» **Reading passage**:
Should You Accept an Offer Below Asking in Austin?
Wondering whether to accept an offer below asking in Austin? See 2026 market data, negotiation benchmarks, and how to protect your net proceeds.
Should You Accept an Offer Below Asking in Austin?
Last Updated: June 2026
TL;DR: Usually, yes, at least seriously consider it. In Austin's 2026 market, most homes are not closing at full list price. According to Sully Ruiz, a licensed Texas REALTOR® with Sully Realty Group, the right decision depends on your net proceeds, days on market, repair risk, and whether the buyer is asking for a discount or simply reflecting today's market.
Key Takeaways
- City of Austin homes closed at an average of 94.9% of list price in April 2026, according to Unlock MLS.
- Redfin reports Austin homes sold for about 3% below list price on average and took about 49 days to go pending over the three months ending April 2026.
- A below-asking offer is not automatically a bad offer. Sellers should compare price, concessions, repair risk, financing strength, and time.
- In a market with 4.5 months of inventory in the City of Austin, buyers have more room to negotiate than they did during the 2021-2022 frenzy.
- If you want help comparing offers line by line, book a free consultation or start with Sully's buyer and seller screening page.

» **Actions to take**:
A – In the article on below-asking offers in Austin, what average percentage of list price did City of Austin homes close at in April 2026?
B – From the article on below-asking offers, extract the passage starting with "Key Takeaways" and going on through "ending April 2026.".

» **Stored data**:
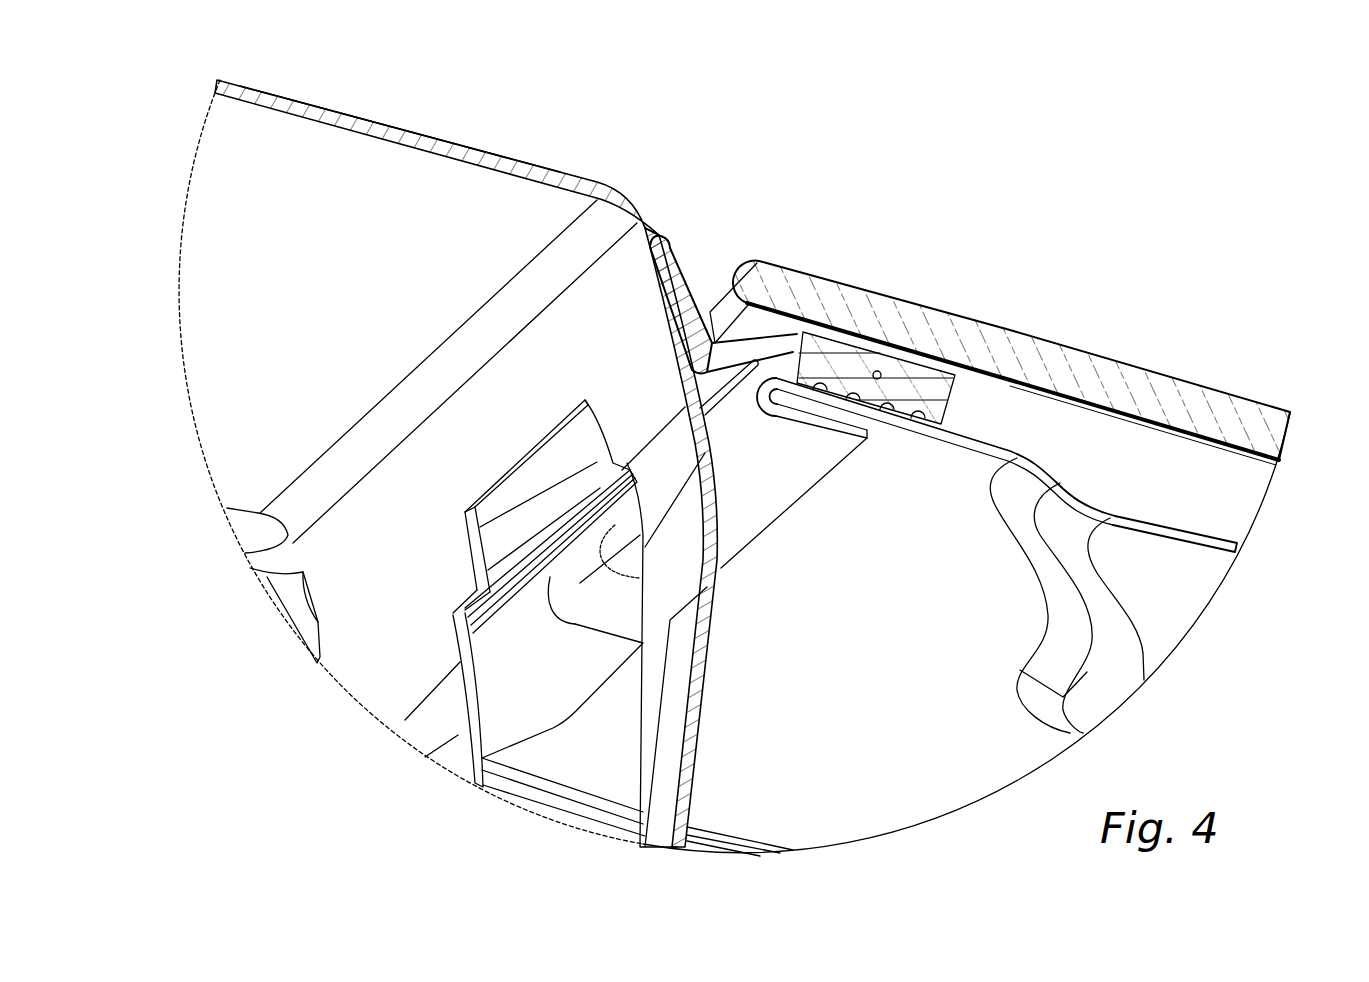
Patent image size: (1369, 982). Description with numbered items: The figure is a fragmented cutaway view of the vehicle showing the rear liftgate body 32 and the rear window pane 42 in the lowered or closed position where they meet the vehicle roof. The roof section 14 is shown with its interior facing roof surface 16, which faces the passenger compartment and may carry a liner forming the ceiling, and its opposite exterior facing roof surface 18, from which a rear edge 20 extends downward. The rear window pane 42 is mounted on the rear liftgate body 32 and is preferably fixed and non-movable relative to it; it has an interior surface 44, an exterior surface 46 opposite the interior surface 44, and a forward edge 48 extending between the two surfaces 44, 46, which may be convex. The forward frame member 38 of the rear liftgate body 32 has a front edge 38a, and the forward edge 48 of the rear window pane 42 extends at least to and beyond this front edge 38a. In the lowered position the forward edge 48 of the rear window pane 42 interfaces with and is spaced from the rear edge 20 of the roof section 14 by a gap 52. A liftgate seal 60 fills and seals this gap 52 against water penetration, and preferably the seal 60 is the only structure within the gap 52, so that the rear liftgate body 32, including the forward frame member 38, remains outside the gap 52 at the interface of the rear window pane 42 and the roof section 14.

» **Results of the tasks**:
A – 94.9% of list price

B –
Key Takeaways
- City of Austin homes closed at an average of 94.9% of list price in April 2026, according to Unlock MLS.
- Redfin reports Austin homes sold for about 3% below list price on average and took about 49 days to go pending over the three months ending April 2026.